Instructions for the task
Write out the full listing exactly as given, minus the images.
Start
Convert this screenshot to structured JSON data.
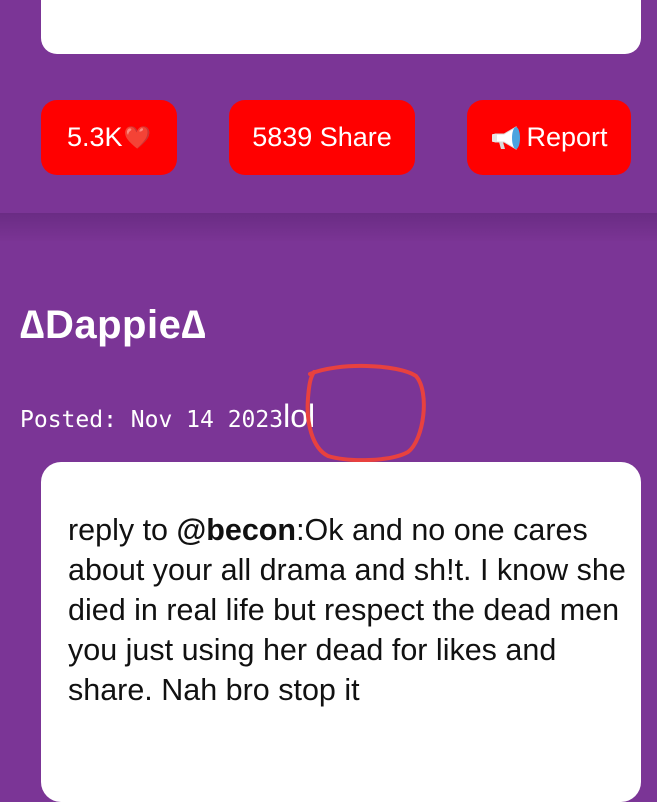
{
  "actions": {
    "like_count": "5.3K",
    "like_icon": "❤️",
    "share_label": "5839 Share",
    "report_label": "Report"
  },
  "post": {
    "username": "∆Dappie∆",
    "posted_meta": "Posted: Nov 14 2023",
    "posted_suffix": "lol",
    "comment": {
      "reply_prefix": "reply to ",
      "mention": "@becon",
      "text": ":Ok and no one cares about your all drama and sh!t. I know she died in real life but respect the dead men you just using her dead for likes and share. Nah bro stop it"
    }
  },
  "colors": {
    "background": "#7b3596",
    "button": "#ff0000",
    "card": "#ffffff",
    "annotation": "#e8413f"
  }
}
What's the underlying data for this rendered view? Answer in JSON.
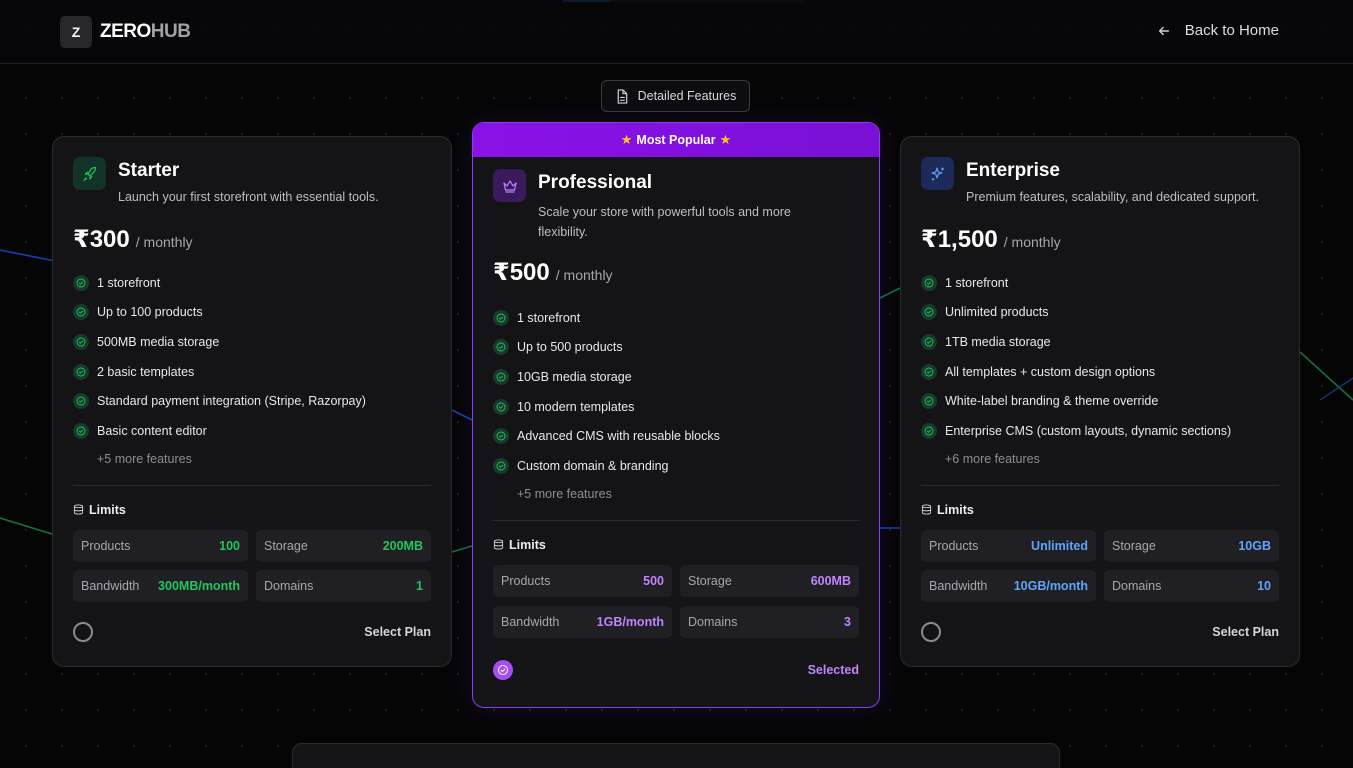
{
  "brand": {
    "mark": "Z",
    "name_a": "ZERO",
    "name_b": "HUB"
  },
  "nav": {
    "back_label": "Back to Home"
  },
  "detailed_features_label": "Detailed Features",
  "popular_badge": "Most Popular",
  "plans": [
    {
      "name": "Starter",
      "description": "Launch your first storefront with essential tools.",
      "price": "₹300",
      "period": "/ monthly",
      "features": [
        "1 storefront",
        "Up to 100 products",
        "500MB media storage",
        "2 basic templates",
        "Standard payment integration (Stripe, Razorpay)",
        "Basic content editor"
      ],
      "more": "+5 more features",
      "limits_title": "Limits",
      "limits": [
        {
          "label": "Products",
          "value": "100"
        },
        {
          "label": "Storage",
          "value": "200MB"
        },
        {
          "label": "Bandwidth",
          "value": "300MB/month"
        },
        {
          "label": "Domains",
          "value": "1"
        }
      ],
      "action": "Select Plan",
      "selected": false,
      "icon": "rocket-icon",
      "accent": "#22c55e"
    },
    {
      "name": "Professional",
      "description": "Scale your store with powerful tools and more flexibility.",
      "price": "₹500",
      "period": "/ monthly",
      "features": [
        "1 storefront",
        "Up to 500 products",
        "10GB media storage",
        "10 modern templates",
        "Advanced CMS with reusable blocks",
        "Custom domain & branding"
      ],
      "more": "+5 more features",
      "limits_title": "Limits",
      "limits": [
        {
          "label": "Products",
          "value": "500"
        },
        {
          "label": "Storage",
          "value": "600MB"
        },
        {
          "label": "Bandwidth",
          "value": "1GB/month"
        },
        {
          "label": "Domains",
          "value": "3"
        }
      ],
      "action": "Selected",
      "selected": true,
      "icon": "crown-icon",
      "accent": "#c084fc"
    },
    {
      "name": "Enterprise",
      "description": "Premium features, scalability, and dedicated support.",
      "price": "₹1,500",
      "period": "/ monthly",
      "features": [
        "1 storefront",
        "Unlimited products",
        "1TB media storage",
        "All templates + custom design options",
        "White-label branding & theme override",
        "Enterprise CMS (custom layouts, dynamic sections)"
      ],
      "more": "+6 more features",
      "limits_title": "Limits",
      "limits": [
        {
          "label": "Products",
          "value": "Unlimited"
        },
        {
          "label": "Storage",
          "value": "10GB"
        },
        {
          "label": "Bandwidth",
          "value": "10GB/month"
        },
        {
          "label": "Domains",
          "value": "10"
        }
      ],
      "action": "Select Plan",
      "selected": false,
      "icon": "sparkles-icon",
      "accent": "#60a5fa"
    }
  ]
}
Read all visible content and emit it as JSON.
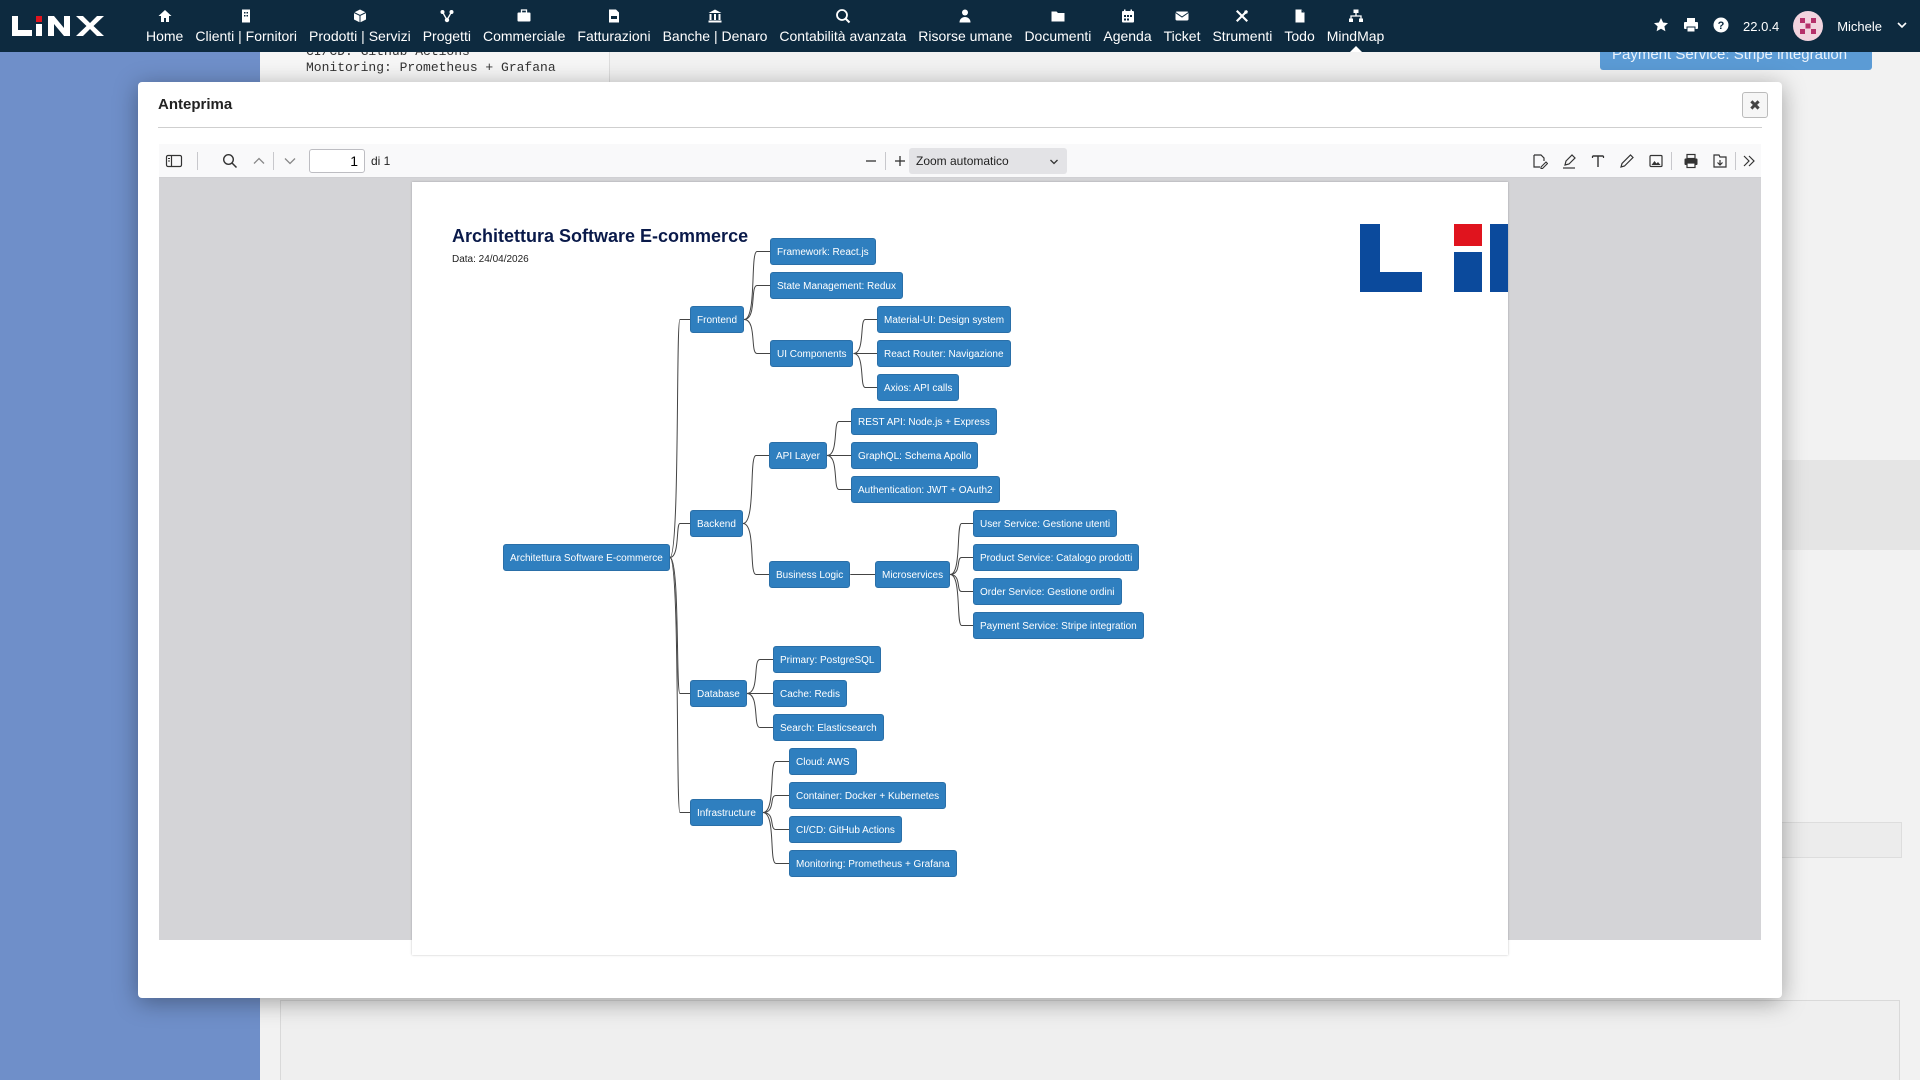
{
  "app": {
    "logo": "LINX",
    "version": "22.0.4",
    "user": "Michele"
  },
  "nav": [
    {
      "id": "home",
      "label": "Home",
      "icon": "home-icon"
    },
    {
      "id": "clienti",
      "label": "Clienti | Fornitori",
      "icon": "building-icon"
    },
    {
      "id": "prodotti",
      "label": "Prodotti | Servizi",
      "icon": "box-icon"
    },
    {
      "id": "progetti",
      "label": "Progetti",
      "icon": "network-icon"
    },
    {
      "id": "commerciale",
      "label": "Commerciale",
      "icon": "briefcase-icon"
    },
    {
      "id": "fatturazioni",
      "label": "Fatturazioni",
      "icon": "file-invoice-icon"
    },
    {
      "id": "banche",
      "label": "Banche | Denaro",
      "icon": "bank-icon"
    },
    {
      "id": "contabilita",
      "label": "Contabilità avanzata",
      "icon": "search-dollar-icon"
    },
    {
      "id": "risorse",
      "label": "Risorse umane",
      "icon": "user-tie-icon"
    },
    {
      "id": "documenti",
      "label": "Documenti",
      "icon": "folder-icon"
    },
    {
      "id": "agenda",
      "label": "Agenda",
      "icon": "calendar-icon"
    },
    {
      "id": "ticket",
      "label": "Ticket",
      "icon": "envelope-icon"
    },
    {
      "id": "strumenti",
      "label": "Strumenti",
      "icon": "tools-icon"
    },
    {
      "id": "todo",
      "label": "Todo",
      "icon": "file-icon"
    },
    {
      "id": "mindmap",
      "label": "MindMap",
      "icon": "sitemap-icon"
    }
  ],
  "background": {
    "code_lines": [
      "CI/CD: GitHub Actions",
      "Monitoring: Prometheus + Grafana"
    ],
    "chip": "Payment Service: Stripe integration"
  },
  "modal": {
    "title": "Anteprima",
    "close": "✖"
  },
  "viewer": {
    "page_current": "1",
    "page_of": "di 1",
    "zoom": "Zoom automatico"
  },
  "document": {
    "title": "Architettura Software E-commerce",
    "date": "Data: 24/04/2026",
    "colors": {
      "node": "#2f7fbf",
      "link": "#444444",
      "logo_blue": "#0b4a9c",
      "logo_red": "#e0141e"
    }
  },
  "mindmap": {
    "root": "Architettura Software E-commerce",
    "frontend": "Frontend",
    "fe_framework": "Framework: React.js",
    "fe_state": "State Management: Redux",
    "fe_ui": "UI Components",
    "fe_ui_material": "Material-UI: Design system",
    "fe_ui_router": "React Router: Navigazione",
    "fe_ui_axios": "Axios: API calls",
    "backend": "Backend",
    "be_api": "API Layer",
    "be_api_rest": "REST API: Node.js + Express",
    "be_api_graphql": "GraphQL: Schema Apollo",
    "be_api_auth": "Authentication: JWT + OAuth2",
    "be_logic": "Business Logic",
    "be_micro": "Microservices",
    "be_ms_user": "User Service: Gestione utenti",
    "be_ms_product": "Product Service: Catalogo prodotti",
    "be_ms_order": "Order Service: Gestione ordini",
    "be_ms_payment": "Payment Service: Stripe integration",
    "database": "Database",
    "db_primary": "Primary: PostgreSQL",
    "db_cache": "Cache: Redis",
    "db_search": "Search: Elasticsearch",
    "infra": "Infrastructure",
    "in_cloud": "Cloud: AWS",
    "in_container": "Container: Docker + Kubernetes",
    "in_cicd": "CI/CD: GitHub Actions",
    "in_monitoring": "Monitoring: Prometheus + Grafana"
  }
}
End
Reply to the task
Convert this screenshot to structured JSON data.
{
  "actions": {
    "like_count": "5.3K",
    "like_icon": "❤️",
    "share_label": "5839 Share",
    "report_label": "Report"
  },
  "post": {
    "username": "∆Dappie∆",
    "posted_meta": "Posted: Nov 14 2023",
    "posted_suffix": "lol",
    "comment": {
      "reply_prefix": "reply to ",
      "mention": "@becon",
      "text": ":Ok and no one cares about your all drama and sh!t. I know she died in real life but respect the dead men you just using her dead for likes and share. Nah bro stop it"
    }
  },
  "colors": {
    "background": "#7b3596",
    "button": "#ff0000",
    "card": "#ffffff",
    "annotation": "#e8413f"
  }
}
What's the underlying data for this rendered view? Answer in JSON.
{
  "brand": {
    "mark": "Z",
    "name_a": "ZERO",
    "name_b": "HUB"
  },
  "nav": {
    "back_label": "Back to Home"
  },
  "detailed_features_label": "Detailed Features",
  "popular_badge": "Most Popular",
  "plans": [
    {
      "name": "Starter",
      "description": "Launch your first storefront with essential tools.",
      "price": "₹300",
      "period": "/ monthly",
      "features": [
        "1 storefront",
        "Up to 100 products",
        "500MB media storage",
        "2 basic templates",
        "Standard payment integration (Stripe, Razorpay)",
        "Basic content editor"
      ],
      "more": "+5 more features",
      "limits_title": "Limits",
      "limits": [
        {
          "label": "Products",
          "value": "100"
        },
        {
          "label": "Storage",
          "value": "200MB"
        },
        {
          "label": "Bandwidth",
          "value": "300MB/month"
        },
        {
          "label": "Domains",
          "value": "1"
        }
      ],
      "action": "Select Plan",
      "selected": false,
      "icon": "rocket-icon",
      "accent": "#22c55e"
    },
    {
      "name": "Professional",
      "description": "Scale your store with powerful tools and more flexibility.",
      "price": "₹500",
      "period": "/ monthly",
      "features": [
        "1 storefront",
        "Up to 500 products",
        "10GB media storage",
        "10 modern templates",
        "Advanced CMS with reusable blocks",
        "Custom domain & branding"
      ],
      "more": "+5 more features",
      "limits_title": "Limits",
      "limits": [
        {
          "label": "Products",
          "value": "500"
        },
        {
          "label": "Storage",
          "value": "600MB"
        },
        {
          "label": "Bandwidth",
          "value": "1GB/month"
        },
        {
          "label": "Domains",
          "value": "3"
        }
      ],
      "action": "Selected",
      "selected": true,
      "icon": "crown-icon",
      "accent": "#c084fc"
    },
    {
      "name": "Enterprise",
      "description": "Premium features, scalability, and dedicated support.",
      "price": "₹1,500",
      "period": "/ monthly",
      "features": [
        "1 storefront",
        "Unlimited products",
        "1TB media storage",
        "All templates + custom design options",
        "White-label branding & theme override",
        "Enterprise CMS (custom layouts, dynamic sections)"
      ],
      "more": "+6 more features",
      "limits_title": "Limits",
      "limits": [
        {
          "label": "Products",
          "value": "Unlimited"
        },
        {
          "label": "Storage",
          "value": "10GB"
        },
        {
          "label": "Bandwidth",
          "value": "10GB/month"
        },
        {
          "label": "Domains",
          "value": "10"
        }
      ],
      "action": "Select Plan",
      "selected": false,
      "icon": "sparkles-icon",
      "accent": "#60a5fa"
    }
  ]
}
Read all visible content and emit it as JSON.
{
  "app": {
    "logo": "LINX",
    "version": "22.0.4",
    "user": "Michele"
  },
  "nav": [
    {
      "id": "home",
      "label": "Home",
      "icon": "home-icon"
    },
    {
      "id": "clienti",
      "label": "Clienti | Fornitori",
      "icon": "building-icon"
    },
    {
      "id": "prodotti",
      "label": "Prodotti | Servizi",
      "icon": "box-icon"
    },
    {
      "id": "progetti",
      "label": "Progetti",
      "icon": "network-icon"
    },
    {
      "id": "commerciale",
      "label": "Commerciale",
      "icon": "briefcase-icon"
    },
    {
      "id": "fatturazioni",
      "label": "Fatturazioni",
      "icon": "file-invoice-icon"
    },
    {
      "id": "banche",
      "label": "Banche | Denaro",
      "icon": "bank-icon"
    },
    {
      "id": "contabilita",
      "label": "Contabilità avanzata",
      "icon": "search-dollar-icon"
    },
    {
      "id": "risorse",
      "label": "Risorse umane",
      "icon": "user-tie-icon"
    },
    {
      "id": "documenti",
      "label": "Documenti",
      "icon": "folder-icon"
    },
    {
      "id": "agenda",
      "label": "Agenda",
      "icon": "calendar-icon"
    },
    {
      "id": "ticket",
      "label": "Ticket",
      "icon": "envelope-icon"
    },
    {
      "id": "strumenti",
      "label": "Strumenti",
      "icon": "tools-icon"
    },
    {
      "id": "todo",
      "label": "Todo",
      "icon": "file-icon"
    },
    {
      "id": "mindmap",
      "label": "MindMap",
      "icon": "sitemap-icon"
    }
  ],
  "background": {
    "code_lines": [
      "CI/CD: GitHub Actions",
      "Monitoring: Prometheus + Grafana"
    ],
    "chip": "Payment Service: Stripe integration"
  },
  "modal": {
    "title": "Anteprima",
    "close": "✖"
  },
  "viewer": {
    "page_current": "1",
    "page_of": "di 1",
    "zoom": "Zoom automatico"
  },
  "document": {
    "title": "Architettura Software E-commerce",
    "date": "Data: 24/04/2026",
    "colors": {
      "node": "#2f7fbf",
      "link": "#444444",
      "logo_blue": "#0b4a9c",
      "logo_red": "#e0141e"
    }
  },
  "mindmap": {
    "root": "Architettura Software E-commerce",
    "frontend": "Frontend",
    "fe_framework": "Framework: React.js",
    "fe_state": "State Management: Redux",
    "fe_ui": "UI Components",
    "fe_ui_material": "Material-UI: Design system",
    "fe_ui_router": "React Router: Navigazione",
    "fe_ui_axios": "Axios: API calls",
    "backend": "Backend",
    "be_api": "API Layer",
    "be_api_rest": "REST API: Node.js + Express",
    "be_api_graphql": "GraphQL: Schema Apollo",
    "be_api_auth": "Authentication: JWT + OAuth2",
    "be_logic": "Business Logic",
    "be_micro": "Microservices",
    "be_ms_user": "User Service: Gestione utenti",
    "be_ms_product": "Product Service: Catalogo prodotti",
    "be_ms_order": "Order Service: Gestione ordini",
    "be_ms_payment": "Payment Service: Stripe integration",
    "database": "Database",
    "db_primary": "Primary: PostgreSQL",
    "db_cache": "Cache: Redis",
    "db_search": "Search: Elasticsearch",
    "infra": "Infrastructure",
    "in_cloud": "Cloud: AWS",
    "in_container": "Container: Docker + Kubernetes",
    "in_cicd": "CI/CD: GitHub Actions",
    "in_monitoring": "Monitoring: Prometheus + Grafana"
  }
}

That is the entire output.